_Written task_
Swap "case-bar" for "case-column" throughout the data below and write out every line again with nothing else changed. Leave the pictures out.

_Stored rows_
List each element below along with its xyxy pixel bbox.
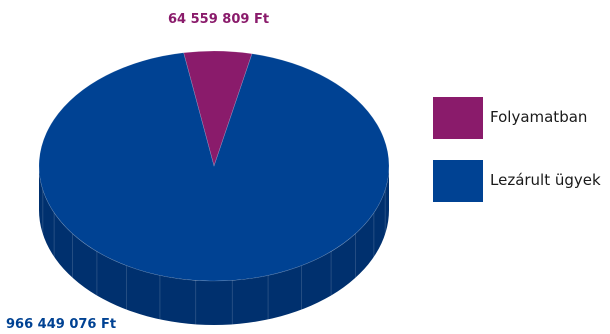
pie-slice-lezarult-ugyek — [38, 52, 390, 282]
data-label-folyamatban: 64 559 809 Ft — [168, 12, 270, 27]
pie-slice-folyamatban — [183, 50, 253, 168]
legend-label-folyamatban: Folyamatban — [490, 108, 588, 126]
data-label-lezarult-ugyek: 966 449 076 Ft — [6, 317, 117, 332]
legend-swatch-lezarult-ugyek — [433, 160, 483, 202]
legend-label-lezarult-ugyek: Lezárult ügyek — [490, 171, 601, 189]
legend-swatch-folyamatban — [433, 97, 483, 139]
pie-side-1-0 — [39, 166, 389, 325]
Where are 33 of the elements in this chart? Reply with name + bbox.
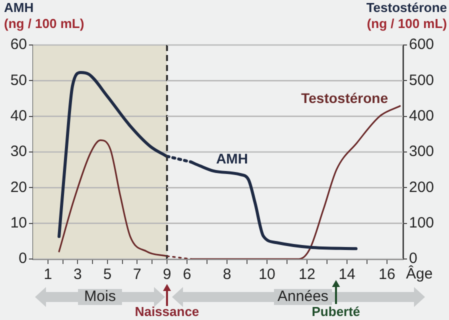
x-tick-label: 12 xyxy=(298,266,316,284)
x-tick-label: 5 xyxy=(103,266,112,284)
y-tick-label: 50 xyxy=(10,72,27,89)
y2-tick-label: 500 xyxy=(409,72,434,89)
x-tick-label: 8 xyxy=(222,266,232,284)
y-tick-label: 20 xyxy=(10,178,27,196)
x-tick-label: 16 xyxy=(378,266,396,284)
text: Mois xyxy=(78,288,122,305)
x-axis-title: Âge xyxy=(406,264,433,283)
series-label: Testostérone xyxy=(301,90,388,106)
x-tick-label: 14 xyxy=(338,266,356,284)
x-tick-label: 9 xyxy=(162,266,172,284)
y-tick-label: 60 xyxy=(10,36,27,54)
y2-tick-label: 100 xyxy=(409,214,434,232)
series-label: AMH xyxy=(216,150,248,166)
y-axis-title: AMH (ng / 100 mL) xyxy=(4,0,84,32)
text: Puberté xyxy=(310,304,362,320)
x-tick-label: 7 xyxy=(133,266,142,284)
y2-axis-title: Testostérone (ng / 100 mL) xyxy=(366,0,447,32)
y2-tick-label: 600 xyxy=(409,36,434,54)
y2-tick-label: 300 xyxy=(409,143,434,160)
y-tick-label: 40 xyxy=(10,107,27,124)
text: Années xyxy=(274,288,332,305)
x-tick-label: 1 xyxy=(44,266,52,284)
y2-tick-label: 200 xyxy=(409,178,434,196)
x-tick-label: 3 xyxy=(73,266,82,284)
y-tick-label: 30 xyxy=(10,143,27,160)
text: Naissance xyxy=(134,304,200,320)
y-tick-label: 0 xyxy=(18,250,27,268)
x-tick-label: 6 xyxy=(182,266,192,284)
y-tick-label: 10 xyxy=(10,214,27,232)
x-tick-label: 10 xyxy=(258,266,276,284)
y2-tick-label: 400 xyxy=(409,107,434,124)
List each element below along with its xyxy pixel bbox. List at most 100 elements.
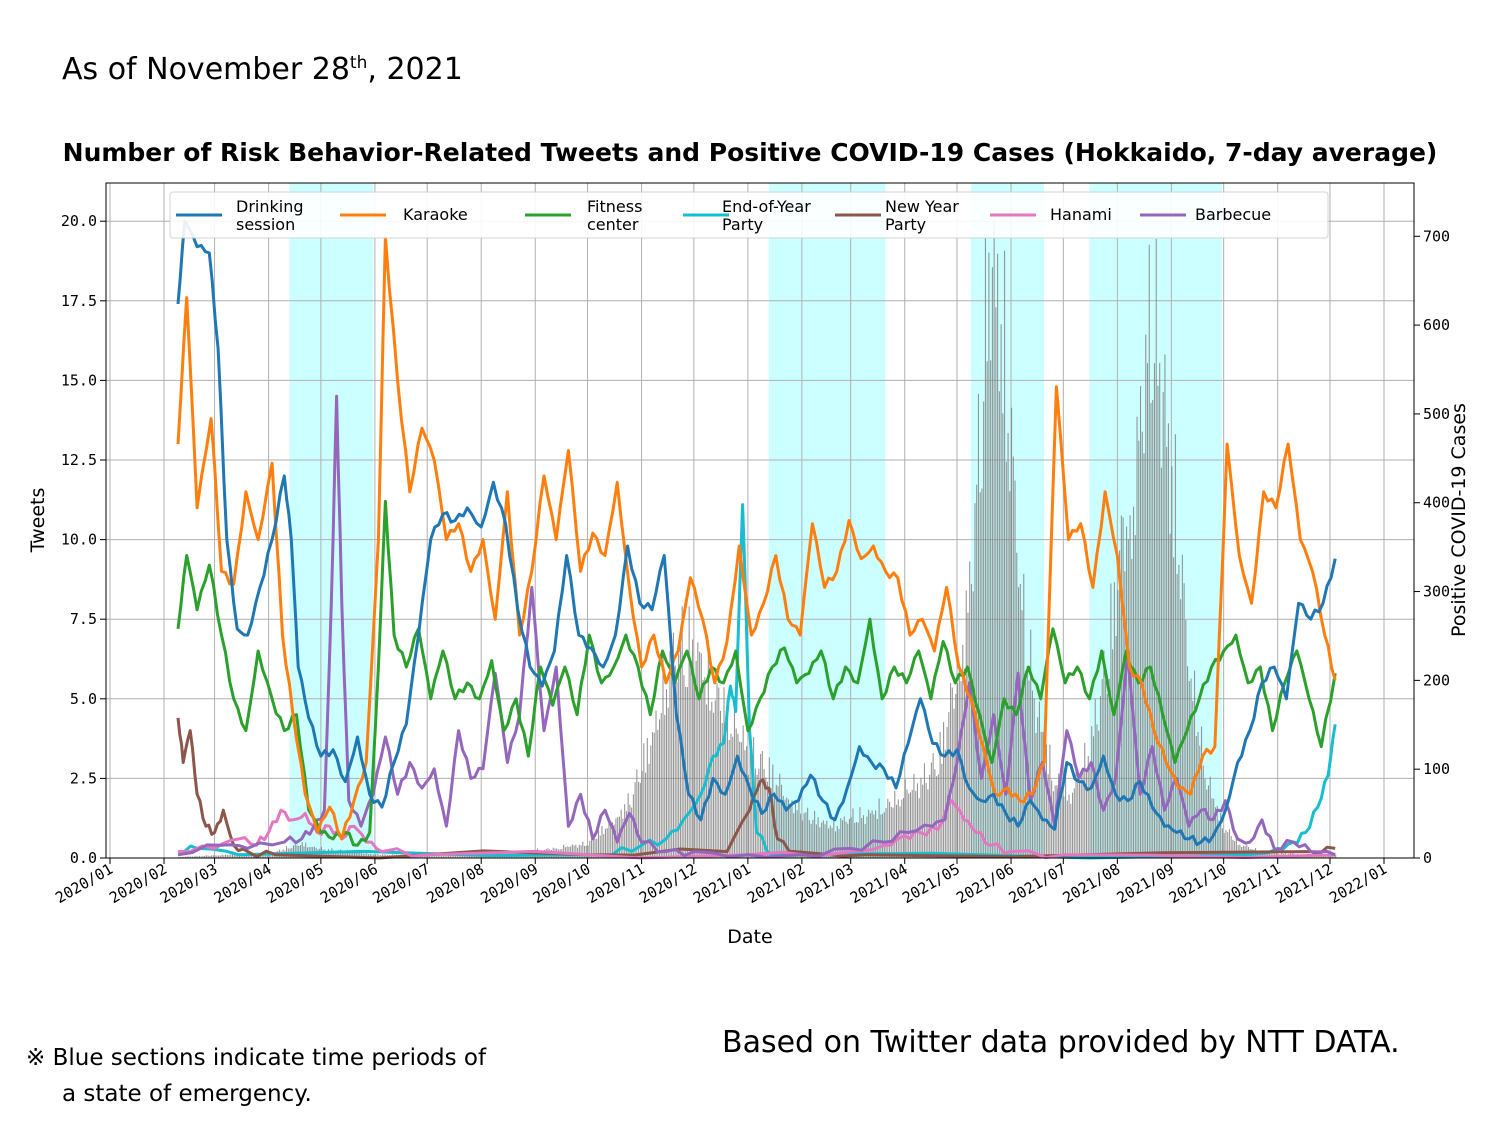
case-bar xyxy=(364,853,366,858)
case-bar xyxy=(885,807,887,858)
case-bar xyxy=(1031,690,1033,858)
case-bar xyxy=(1051,780,1053,858)
x-axis-label: Date xyxy=(727,926,772,948)
case-bar xyxy=(751,762,753,858)
case-bar xyxy=(803,813,805,858)
case-bar xyxy=(191,856,193,858)
case-bar xyxy=(929,774,931,858)
x-tick-label: 2020/09 xyxy=(477,860,541,907)
case-bar xyxy=(652,732,654,858)
case-bar xyxy=(1188,681,1190,858)
case-bar xyxy=(603,834,605,858)
case-bar xyxy=(345,852,347,858)
case-bar xyxy=(1136,416,1138,858)
case-bar xyxy=(638,781,640,858)
case-bar xyxy=(221,854,223,858)
case-bar xyxy=(299,845,302,858)
case-bar xyxy=(1157,385,1159,858)
case-bar xyxy=(631,807,633,858)
case-bar xyxy=(1077,774,1079,858)
case-bar xyxy=(958,669,960,858)
case-bar xyxy=(1028,680,1030,858)
chart: 2020/012020/022020/032020/042020/052020/… xyxy=(27,182,1470,948)
case-bar xyxy=(768,757,770,858)
case-bar xyxy=(453,854,455,858)
case-bar xyxy=(1110,583,1112,858)
case-bar xyxy=(836,825,838,858)
legend-label-end_of_year: End-of-Year Party xyxy=(722,197,811,234)
case-bar xyxy=(1150,402,1152,858)
case-bar xyxy=(840,818,842,858)
case-bar xyxy=(1113,582,1115,858)
case-bar xyxy=(1038,701,1040,858)
case-bar xyxy=(843,816,845,858)
case-bar xyxy=(1204,778,1206,858)
legend-label-new_year: New Year Party xyxy=(885,197,959,234)
case-bar xyxy=(916,783,918,858)
series-line-karaoke xyxy=(176,235,1337,841)
case-bar xyxy=(906,789,908,858)
case-bar xyxy=(775,784,777,858)
case-bar xyxy=(1162,392,1164,858)
case-bar xyxy=(591,838,593,858)
case-bar xyxy=(219,855,221,858)
case-bar xyxy=(1190,678,1192,858)
case-bar xyxy=(378,854,380,858)
case-bar xyxy=(587,845,589,858)
legend-label-line: Drinking xyxy=(236,197,304,216)
y-tick-label: 2.5 xyxy=(70,769,97,787)
case-bar xyxy=(857,822,859,858)
case-bar xyxy=(1021,610,1023,858)
case-bar xyxy=(373,854,375,858)
case-bar xyxy=(204,855,206,858)
case-bar xyxy=(610,821,612,858)
case-bar xyxy=(1079,781,1081,858)
case-bar xyxy=(1213,798,1215,858)
case-bar xyxy=(1221,828,1223,858)
case-bar xyxy=(451,855,453,858)
case-bar xyxy=(1223,833,1225,858)
case-bar xyxy=(179,856,181,858)
case-bar xyxy=(873,814,875,858)
case-bar xyxy=(735,728,737,858)
case-bar xyxy=(223,855,225,858)
case-bar xyxy=(911,789,913,858)
case-bar xyxy=(230,854,232,858)
case-bar xyxy=(1042,731,1044,858)
case-bar xyxy=(272,853,274,858)
case-bar xyxy=(725,718,727,858)
case-bar xyxy=(425,855,427,858)
as-of-year: , 2021 xyxy=(367,52,463,87)
case-bar xyxy=(979,492,981,858)
case-bar xyxy=(376,853,378,858)
x-tick-label: 2020/12 xyxy=(636,860,700,907)
case-bar xyxy=(1016,552,1018,858)
case-bar xyxy=(441,854,443,858)
series-line-end_of_year xyxy=(177,503,1337,860)
case-bar xyxy=(458,854,460,858)
case-bar xyxy=(681,606,683,858)
x-tick-label: 2021/07 xyxy=(1006,860,1070,907)
case-bar xyxy=(1140,386,1142,858)
case-bar xyxy=(740,742,742,858)
case-bar xyxy=(428,855,430,858)
case-bar xyxy=(969,561,971,858)
case-bar xyxy=(784,799,786,858)
case-bar xyxy=(1058,773,1060,858)
case-bar xyxy=(761,751,763,858)
case-bar xyxy=(713,712,715,858)
case-bar xyxy=(951,687,953,858)
case-bar xyxy=(807,807,809,858)
x-tick-label: 2021/08 xyxy=(1060,860,1124,907)
case-bar xyxy=(1138,440,1140,858)
y2-tick-label: 0 xyxy=(1423,849,1432,867)
case-bar xyxy=(998,391,1000,858)
case-bar xyxy=(721,723,723,858)
case-bar xyxy=(829,825,831,858)
case-bar xyxy=(1134,535,1136,858)
case-bar xyxy=(584,845,586,858)
case-bar xyxy=(944,749,946,858)
case-bar xyxy=(798,801,800,858)
case-bar xyxy=(646,737,648,858)
case-bar xyxy=(695,660,697,858)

_Result_
List each element below along with its xyxy pixel bbox.
pie-slice-lezarult-ugyek — [38, 52, 390, 282]
data-label-folyamatban: 64 559 809 Ft — [168, 12, 270, 27]
pie-slice-folyamatban — [183, 50, 253, 168]
legend-label-folyamatban: Folyamatban — [490, 108, 588, 126]
data-label-lezarult-ugyek: 966 449 076 Ft — [6, 317, 117, 332]
legend-swatch-lezarult-ugyek — [433, 160, 483, 202]
legend-label-lezarult-ugyek: Lezárult ügyek — [490, 171, 601, 189]
legend-swatch-folyamatban — [433, 97, 483, 139]
pie-side-1-0 — [39, 166, 389, 325]
Where are 33 of the elements in this chart? Reply with name + bbox.
x-tick-label: 12 xyxy=(298,266,316,284)
x-tick-label: 5 xyxy=(103,266,112,284)
y-tick-label: 50 xyxy=(10,72,27,89)
y2-tick-label: 500 xyxy=(409,72,434,89)
x-tick-label: 8 xyxy=(222,266,232,284)
y-tick-label: 20 xyxy=(10,178,27,196)
x-tick-label: 16 xyxy=(378,266,396,284)
text: Mois xyxy=(78,288,122,305)
x-axis-title: Âge xyxy=(406,264,433,283)
series-label: Testostérone xyxy=(301,90,388,106)
x-tick-label: 14 xyxy=(338,266,356,284)
x-tick-label: 9 xyxy=(162,266,172,284)
y-tick-label: 60 xyxy=(10,36,27,54)
y2-tick-label: 100 xyxy=(409,214,434,232)
series-label: AMH xyxy=(216,150,248,166)
y-axis-title: AMH (ng / 100 mL) xyxy=(4,0,84,32)
text: Puberté xyxy=(310,304,362,320)
x-tick-label: 7 xyxy=(133,266,142,284)
y2-axis-title: Testostérone (ng / 100 mL) xyxy=(366,0,447,32)
y2-tick-label: 600 xyxy=(409,36,434,54)
y2-tick-label: 300 xyxy=(409,143,434,160)
y-tick-label: 40 xyxy=(10,107,27,124)
text: Années xyxy=(274,288,332,305)
x-tick-label: 1 xyxy=(44,266,52,284)
y2-tick-label: 200 xyxy=(409,178,434,196)
x-tick-label: 3 xyxy=(73,266,82,284)
y-tick-label: 30 xyxy=(10,143,27,160)
text: Naissance xyxy=(134,304,200,320)
y-tick-label: 0 xyxy=(18,250,27,268)
x-tick-label: 6 xyxy=(182,266,192,284)
y-tick-label: 10 xyxy=(10,214,27,232)
x-tick-label: 10 xyxy=(258,266,276,284)
y2-tick-label: 400 xyxy=(409,107,434,124)
List each element below along with its xyxy pixel bbox. List at most 100 elements.
case-column xyxy=(364,853,366,858)
case-column xyxy=(885,807,887,858)
case-column xyxy=(1031,690,1033,858)
case-column xyxy=(1051,780,1053,858)
x-axis-label: Date xyxy=(727,926,772,948)
case-column xyxy=(751,762,753,858)
case-column xyxy=(803,813,805,858)
case-column xyxy=(191,856,193,858)
case-column xyxy=(929,774,931,858)
x-tick-label: 2020/09 xyxy=(477,860,541,907)
case-column xyxy=(652,732,654,858)
case-column xyxy=(1188,681,1190,858)
case-column xyxy=(603,834,605,858)
case-column xyxy=(345,852,347,858)
case-column xyxy=(1136,416,1138,858)
case-column xyxy=(638,781,640,858)
case-column xyxy=(221,854,223,858)
case-column xyxy=(299,845,302,858)
case-column xyxy=(1157,385,1159,858)
case-column xyxy=(631,807,633,858)
case-column xyxy=(1077,774,1079,858)
case-column xyxy=(958,669,960,858)
case-column xyxy=(1028,680,1030,858)
chart: 2020/012020/022020/032020/042020/052020/… xyxy=(27,182,1470,948)
case-column xyxy=(768,757,770,858)
case-column xyxy=(453,854,455,858)
case-column xyxy=(1110,583,1112,858)
case-column xyxy=(836,825,838,858)
legend-label-end_of_year: End-of-Year Party xyxy=(722,197,811,234)
case-column xyxy=(1150,402,1152,858)
case-column xyxy=(840,818,842,858)
case-column xyxy=(1113,582,1115,858)
case-column xyxy=(1038,701,1040,858)
case-column xyxy=(843,816,845,858)
case-column xyxy=(1204,778,1206,858)
legend-label-new_year: New Year Party xyxy=(885,197,959,234)
case-column xyxy=(916,783,918,858)
series-line-karaoke xyxy=(176,235,1337,841)
case-column xyxy=(906,789,908,858)
case-column xyxy=(775,784,777,858)
case-column xyxy=(1162,392,1164,858)
case-column xyxy=(591,838,593,858)
case-column xyxy=(219,855,221,858)
case-column xyxy=(1190,678,1192,858)
case-column xyxy=(378,854,380,858)
case-column xyxy=(587,845,589,858)
legend-label-line: Drinking xyxy=(236,197,304,216)
y-tick-label: 2.5 xyxy=(70,769,97,787)
case-column xyxy=(857,822,859,858)
case-column xyxy=(1021,610,1023,858)
case-column xyxy=(373,854,375,858)
case-column xyxy=(204,855,206,858)
case-column xyxy=(610,821,612,858)
case-column xyxy=(1079,781,1081,858)
case-column xyxy=(1213,798,1215,858)
case-column xyxy=(1221,828,1223,858)
case-column xyxy=(451,855,453,858)
case-column xyxy=(1223,833,1225,858)
case-column xyxy=(179,856,181,858)
case-column xyxy=(873,814,875,858)
case-column xyxy=(735,728,737,858)
case-column xyxy=(223,855,225,858)
case-column xyxy=(911,789,913,858)
case-column xyxy=(230,854,232,858)
case-column xyxy=(1042,731,1044,858)
case-column xyxy=(272,853,274,858)
case-column xyxy=(725,718,727,858)
case-column xyxy=(425,855,427,858)
as-of-year: , 2021 xyxy=(367,52,463,87)
case-column xyxy=(979,492,981,858)
case-column xyxy=(376,853,378,858)
x-tick-label: 2020/12 xyxy=(636,860,700,907)
case-column xyxy=(1016,552,1018,858)
case-column xyxy=(441,854,443,858)
series-line-end_of_year xyxy=(177,503,1337,860)
case-column xyxy=(458,854,460,858)
case-column xyxy=(681,606,683,858)
x-tick-label: 2021/07 xyxy=(1006,860,1070,907)
case-column xyxy=(1140,386,1142,858)
case-column xyxy=(740,742,742,858)
case-column xyxy=(428,855,430,858)
case-column xyxy=(969,561,971,858)
case-column xyxy=(784,799,786,858)
case-column xyxy=(1058,773,1060,858)
case-column xyxy=(761,751,763,858)
case-column xyxy=(713,712,715,858)
case-column xyxy=(951,687,953,858)
case-column xyxy=(807,807,809,858)
x-tick-label: 2021/08 xyxy=(1060,860,1124,907)
case-column xyxy=(1138,440,1140,858)
y2-tick-label: 0 xyxy=(1423,849,1432,867)
case-column xyxy=(998,391,1000,858)
case-column xyxy=(721,723,723,858)
case-column xyxy=(829,825,831,858)
case-column xyxy=(1134,535,1136,858)
case-column xyxy=(584,845,586,858)
case-column xyxy=(944,749,946,858)
case-column xyxy=(798,801,800,858)
case-column xyxy=(646,737,648,858)
case-column xyxy=(695,660,697,858)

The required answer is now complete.